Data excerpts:
▬▬▬▬▬▬
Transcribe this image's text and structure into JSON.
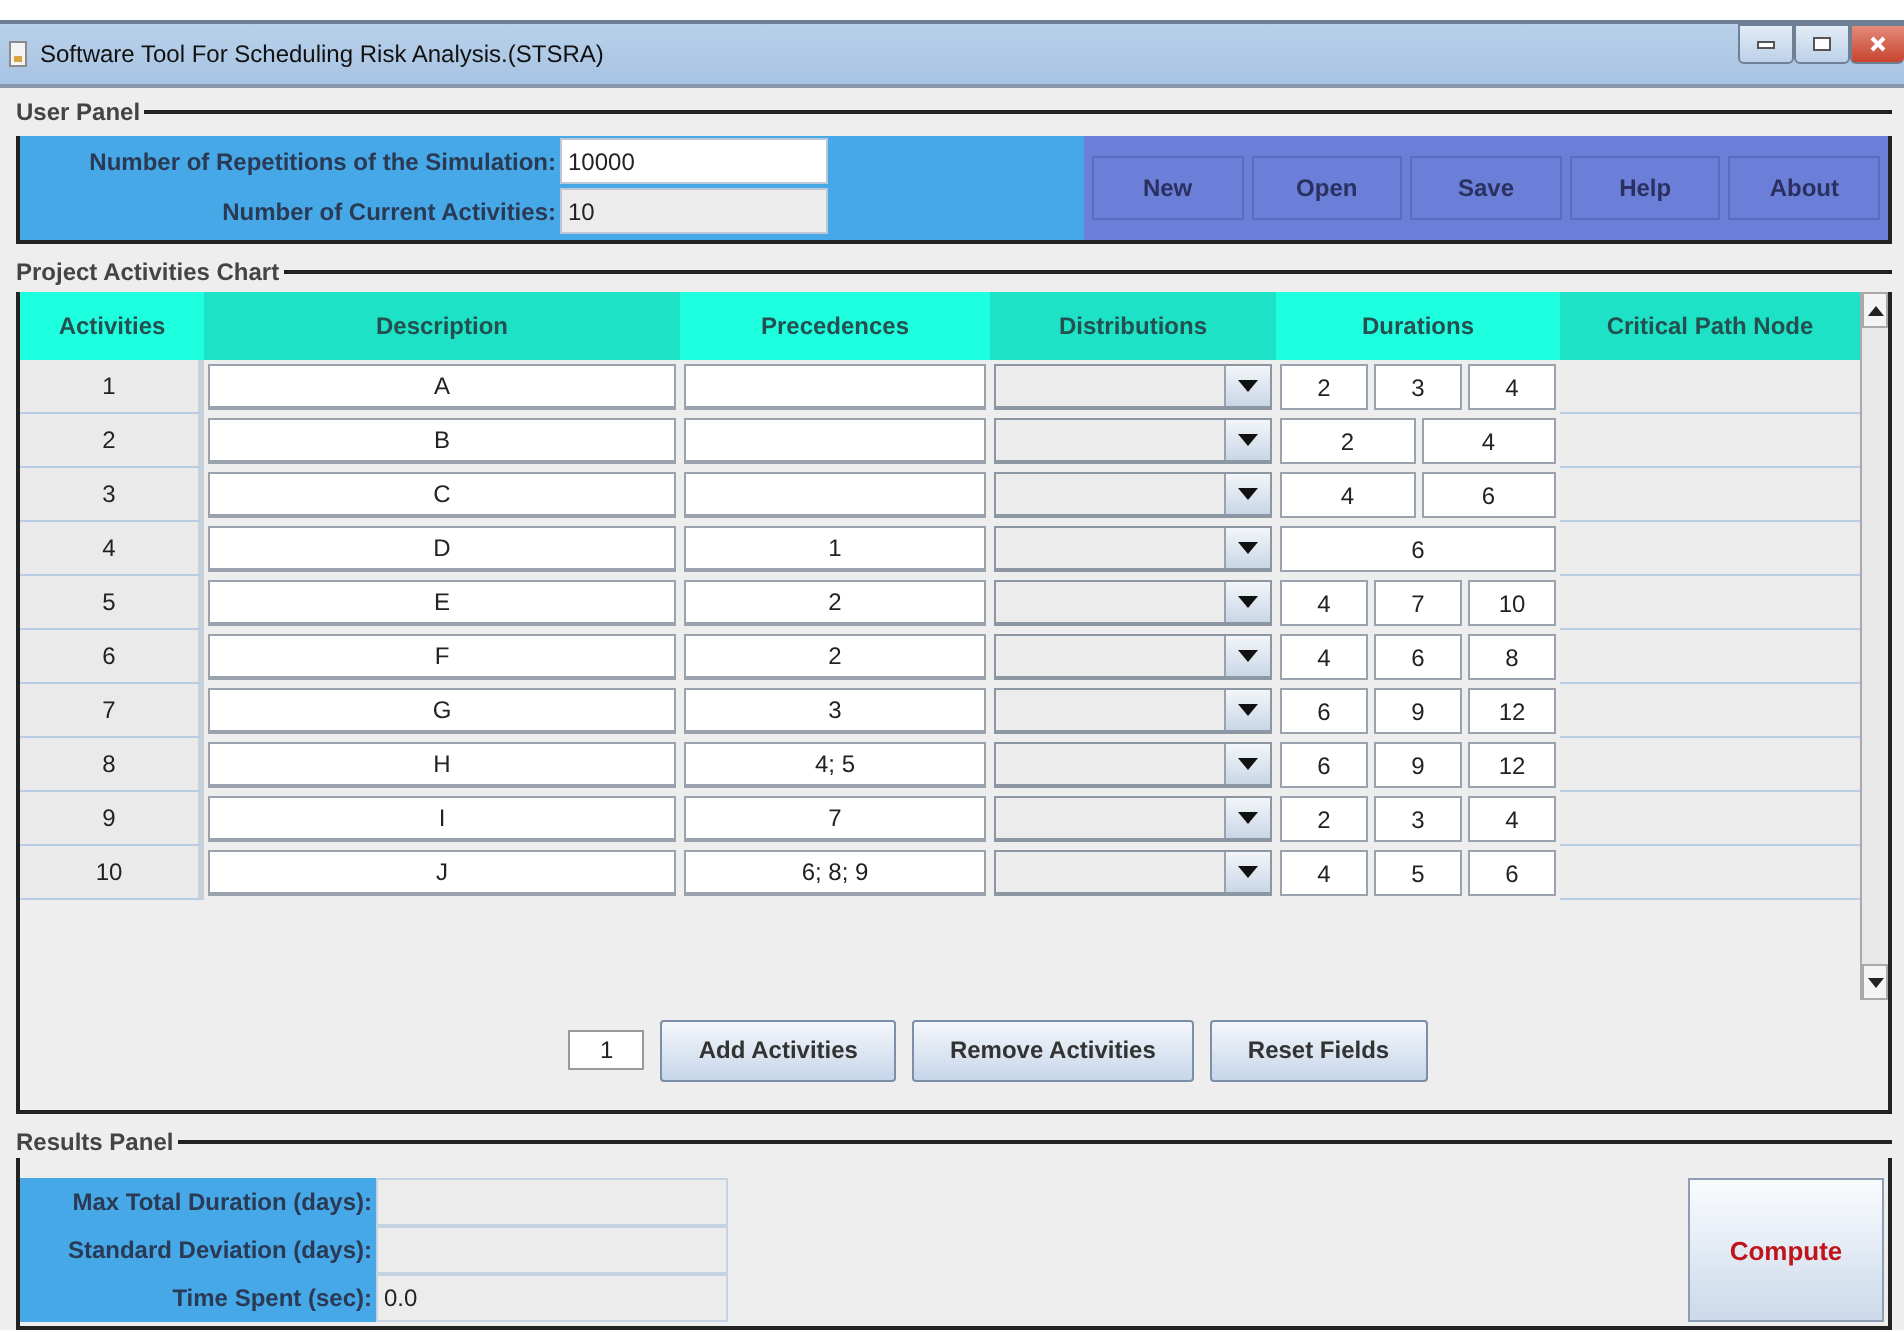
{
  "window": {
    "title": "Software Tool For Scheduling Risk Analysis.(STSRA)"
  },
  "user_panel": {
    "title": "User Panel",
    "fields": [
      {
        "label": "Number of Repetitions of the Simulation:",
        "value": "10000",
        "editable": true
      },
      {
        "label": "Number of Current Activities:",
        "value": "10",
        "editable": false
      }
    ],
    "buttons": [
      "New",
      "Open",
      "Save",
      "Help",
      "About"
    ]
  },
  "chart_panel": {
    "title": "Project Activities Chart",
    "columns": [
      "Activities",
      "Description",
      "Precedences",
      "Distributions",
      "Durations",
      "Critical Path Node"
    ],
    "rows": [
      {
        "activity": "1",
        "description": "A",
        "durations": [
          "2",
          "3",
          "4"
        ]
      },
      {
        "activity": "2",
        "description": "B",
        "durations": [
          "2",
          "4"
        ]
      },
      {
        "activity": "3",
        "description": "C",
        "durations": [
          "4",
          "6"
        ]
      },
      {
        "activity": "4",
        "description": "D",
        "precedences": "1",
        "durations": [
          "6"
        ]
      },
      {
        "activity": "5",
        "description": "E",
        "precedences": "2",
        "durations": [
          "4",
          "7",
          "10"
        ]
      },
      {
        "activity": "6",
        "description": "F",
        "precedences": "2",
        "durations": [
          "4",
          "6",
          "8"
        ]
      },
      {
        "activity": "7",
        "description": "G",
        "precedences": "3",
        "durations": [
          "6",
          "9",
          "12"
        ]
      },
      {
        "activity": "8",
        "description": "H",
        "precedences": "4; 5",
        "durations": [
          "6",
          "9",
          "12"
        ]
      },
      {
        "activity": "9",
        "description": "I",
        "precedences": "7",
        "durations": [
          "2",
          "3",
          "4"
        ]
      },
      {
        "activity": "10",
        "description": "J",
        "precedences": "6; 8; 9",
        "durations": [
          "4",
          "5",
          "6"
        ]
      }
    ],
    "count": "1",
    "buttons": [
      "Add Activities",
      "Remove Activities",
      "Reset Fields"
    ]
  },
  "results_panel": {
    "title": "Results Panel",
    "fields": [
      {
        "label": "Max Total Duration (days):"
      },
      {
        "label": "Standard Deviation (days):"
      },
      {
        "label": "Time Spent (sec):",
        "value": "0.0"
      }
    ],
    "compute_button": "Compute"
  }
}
▬▬▬▬▬▬
■ The task
Leave out the pictures and copy the rest of the material above exactly.

■ Exercise response
Transcribe this image's text and structure into JSON.
{
  "window": {
    "title": "Software Tool For Scheduling Risk Analysis.(STSRA)"
  },
  "user_panel": {
    "title": "User Panel",
    "fields": [
      {
        "label": "Number of Repetitions of the Simulation:",
        "value": "10000",
        "editable": true
      },
      {
        "label": "Number of Current Activities:",
        "value": "10",
        "editable": false
      }
    ],
    "buttons": [
      "New",
      "Open",
      "Save",
      "Help",
      "About"
    ]
  },
  "chart_panel": {
    "title": "Project Activities Chart",
    "columns": [
      "Activities",
      "Description",
      "Precedences",
      "Distributions",
      "Durations",
      "Critical Path Node"
    ],
    "rows": [
      {
        "activity": "1",
        "description": "A",
        "durations": [
          "2",
          "3",
          "4"
        ]
      },
      {
        "activity": "2",
        "description": "B",
        "durations": [
          "2",
          "4"
        ]
      },
      {
        "activity": "3",
        "description": "C",
        "durations": [
          "4",
          "6"
        ]
      },
      {
        "activity": "4",
        "description": "D",
        "precedences": "1",
        "durations": [
          "6"
        ]
      },
      {
        "activity": "5",
        "description": "E",
        "precedences": "2",
        "durations": [
          "4",
          "7",
          "10"
        ]
      },
      {
        "activity": "6",
        "description": "F",
        "precedences": "2",
        "durations": [
          "4",
          "6",
          "8"
        ]
      },
      {
        "activity": "7",
        "description": "G",
        "precedences": "3",
        "durations": [
          "6",
          "9",
          "12"
        ]
      },
      {
        "activity": "8",
        "description": "H",
        "precedences": "4; 5",
        "durations": [
          "6",
          "9",
          "12"
        ]
      },
      {
        "activity": "9",
        "description": "I",
        "precedences": "7",
        "durations": [
          "2",
          "3",
          "4"
        ]
      },
      {
        "activity": "10",
        "description": "J",
        "precedences": "6; 8; 9",
        "durations": [
          "4",
          "5",
          "6"
        ]
      }
    ],
    "count": "1",
    "buttons": [
      "Add Activities",
      "Remove Activities",
      "Reset Fields"
    ]
  },
  "results_panel": {
    "title": "Results Panel",
    "fields": [
      {
        "label": "Max Total Duration (days):"
      },
      {
        "label": "Standard Deviation (days):"
      },
      {
        "label": "Time Spent (sec):",
        "value": "0.0"
      }
    ],
    "compute_button": "Compute"
  }
}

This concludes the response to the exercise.